Aim of the exercise:
Restate the whole listing word for word. Pictures are left out.

(Saved entries)
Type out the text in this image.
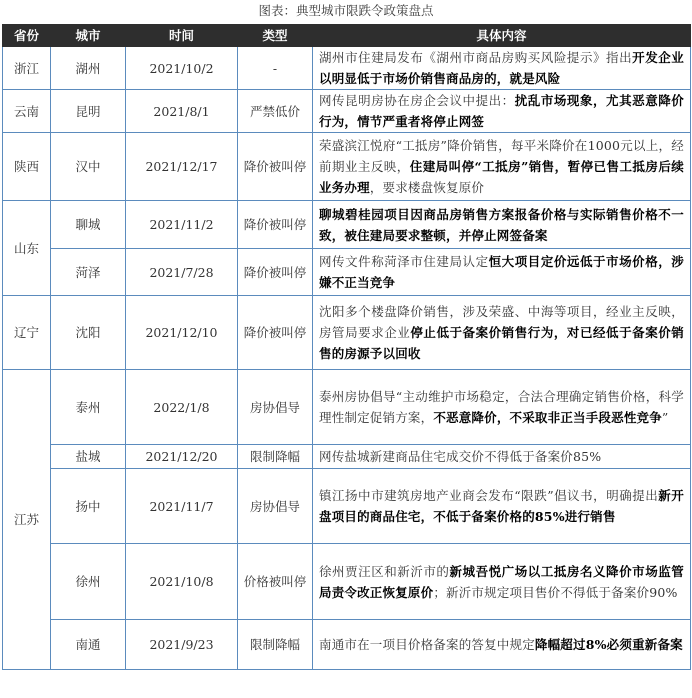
图表：典型城市限跌令政策盘点
省份	城市	时间	类型	具体内容
浙江	湖州	2021/10/2	-	湖州市住建局发布《湖州市商品房购买风险提示》指出开发企业以明显低于市场价销售商品房的，就是风险
云南	昆明	2021/8/1	严禁低价	网传昆明房协在房企会议中提出：扰乱市场现象，尤其恶意降价行为，情节严重者将停止网签
陕西	汉中	2021/12/17	降价被叫停	荣盛滨江悦府“工抵房”降价销售，每平米降价在1000元以上，经前期业主反映，住建局叫停“工抵房”销售，暂停已售工抵房后续业务办理，要求楼盘恢复原价
山东	聊城	2021/11/2	降价被叫停	聊城碧桂园项目因商品房销售方案报备价格与实际销售价格不一致，被住建局要求整顿，并停止网签备案
	菏泽	2021/7/28	降价被叫停	网传文件称菏泽市住建局认定恒大项目定价远低于市场价格，涉嫌不正当竞争
辽宁	沈阳	2021/12/10	降价被叫停	沈阳多个楼盘降价销售，涉及荣盛、中海等项目，经业主反映，房管局要求企业停止低于备案价销售行为，对已经低于备案价销售的房源予以回收
江苏	泰州	2022/1/8	房协倡导	泰州房协倡导“主动维护市场稳定，合法合理确定销售价格，科学理性制定促销方案，不恶意降价，不采取非正当手段恶性竞争”
	盐城	2021/12/20	限制降幅	网传盐城新建商品住宅成交价不得低于备案价85%
	扬中	2021/11/7	房协倡导	镇江扬中市建筑房地产业商会发布“限跌”倡议书，明确提出新开盘项目的商品住宅，不低于备案价格的85%进行销售
	徐州	2021/10/8	价格被叫停	徐州贾汪区和新沂市的新城吾悦广场以工抵房名义降价市场监管局责令改正恢复原价；新沂市规定项目售价不得低于备案价90%
	南通	2021/9/23	限制降幅	南通市在一项目价格备案的答复中规定降幅超过8%必须重新备案
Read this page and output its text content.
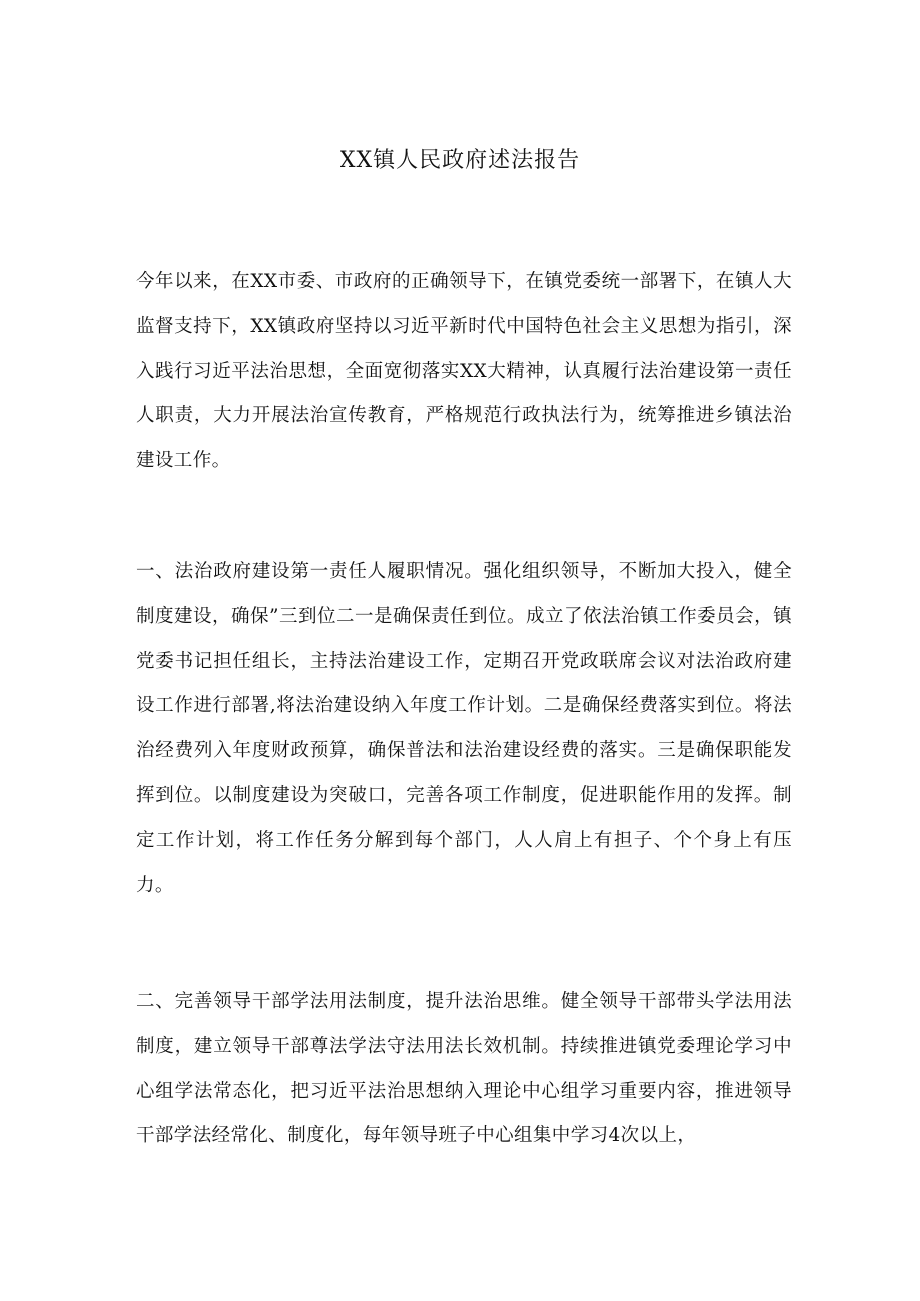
XX镇人民政府述法报告

今年以来，在XX市委、市政府的正确领导下，在镇党委统一部署下，在镇人大监督支持下，XX镇政府坚持以习近平新时代中国特色社会主义思想为指引，深入践行习近平法治思想，全面宽彻落实XX大精神，认真履行法治建设第一责任人职责，大力开展法治宣传教育，严格规范行政执法行为，统筹推进乡镇法治建设工作。

一、法治政府建设第一责任人履职情况。强化组织领导，不断加大投入，健全制度建设，确保”三到位二一是确保责任到位。成立了依法治镇工作委员会，镇党委书记担任组长，主持法治建设工作，定期召开党政联席会议对法治政府建设工作进行部署,将法治建设纳入年度工作计划。二是确保经费落实到位。将法治经费列入年度财政预算，确保普法和法治建设经费的落实。三是确保职能发挥到位。以制度建设为突破口，完善各项工作制度，促进职能作用的发挥。制定工作计划，将工作任务分解到每个部门，人人肩上有担子、个个身上有压力。

二、完善领导干部学法用法制度，提升法治思维。健全领导干部带头学法用法制度，建立领导干部尊法学法守法用法长效机制。持续推进镇党委理论学习中心组学法常态化，把习近平法治思想纳入理论中心组学习重要内容，推进领导干部学法经常化、制度化，每年领导班子中心组集中学习4次以上，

Exercise answer:
Type out the text in this image.
图表：典型城市限跌令政策盘点
省份	城市	时间	类型	具体内容
浙江	湖州	2021/10/2	-	湖州市住建局发布《湖州市商品房购买风险提示》指出开发企业以明显低于市场价销售商品房的，就是风险
云南	昆明	2021/8/1	严禁低价	网传昆明房协在房企会议中提出：扰乱市场现象，尤其恶意降价行为，情节严重者将停止网签
陕西	汉中	2021/12/17	降价被叫停	荣盛滨江悦府“工抵房”降价销售，每平米降价在1000元以上，经前期业主反映，住建局叫停“工抵房”销售，暂停已售工抵房后续业务办理，要求楼盘恢复原价
山东	聊城	2021/11/2	降价被叫停	聊城碧桂园项目因商品房销售方案报备价格与实际销售价格不一致，被住建局要求整顿，并停止网签备案
	菏泽	2021/7/28	降价被叫停	网传文件称菏泽市住建局认定恒大项目定价远低于市场价格，涉嫌不正当竞争
辽宁	沈阳	2021/12/10	降价被叫停	沈阳多个楼盘降价销售，涉及荣盛、中海等项目，经业主反映，房管局要求企业停止低于备案价销售行为，对已经低于备案价销售的房源予以回收
江苏	泰州	2022/1/8	房协倡导	泰州房协倡导“主动维护市场稳定，合法合理确定销售价格，科学理性制定促销方案，不恶意降价，不采取非正当手段恶性竞争”
	盐城	2021/12/20	限制降幅	网传盐城新建商品住宅成交价不得低于备案价85%
	扬中	2021/11/7	房协倡导	镇江扬中市建筑房地产业商会发布“限跌”倡议书，明确提出新开盘项目的商品住宅，不低于备案价格的85%进行销售
	徐州	2021/10/8	价格被叫停	徐州贾汪区和新沂市的新城吾悦广场以工抵房名义降价市场监管局责令改正恢复原价；新沂市规定项目售价不得低于备案价90%
	南通	2021/9/23	限制降幅	南通市在一项目价格备案的答复中规定降幅超过8%必须重新备案
Read this page and output its text content.
XX镇人民政府述法报告

今年以来，在XX市委、市政府的正确领导下，在镇党委统一部署下，在镇人大监督支持下，XX镇政府坚持以习近平新时代中国特色社会主义思想为指引，深入践行习近平法治思想，全面宽彻落实XX大精神，认真履行法治建设第一责任人职责，大力开展法治宣传教育，严格规范行政执法行为，统筹推进乡镇法治建设工作。

一、法治政府建设第一责任人履职情况。强化组织领导，不断加大投入，健全制度建设，确保”三到位二一是确保责任到位。成立了依法治镇工作委员会，镇党委书记担任组长，主持法治建设工作，定期召开党政联席会议对法治政府建设工作进行部署,将法治建设纳入年度工作计划。二是确保经费落实到位。将法治经费列入年度财政预算，确保普法和法治建设经费的落实。三是确保职能发挥到位。以制度建设为突破口，完善各项工作制度，促进职能作用的发挥。制定工作计划，将工作任务分解到每个部门，人人肩上有担子、个个身上有压力。

二、完善领导干部学法用法制度，提升法治思维。健全领导干部带头学法用法制度，建立领导干部尊法学法守法用法长效机制。持续推进镇党委理论学习中心组学法常态化，把习近平法治思想纳入理论中心组学习重要内容，推进领导干部学法经常化、制度化，每年领导班子中心组集中学习4次以上，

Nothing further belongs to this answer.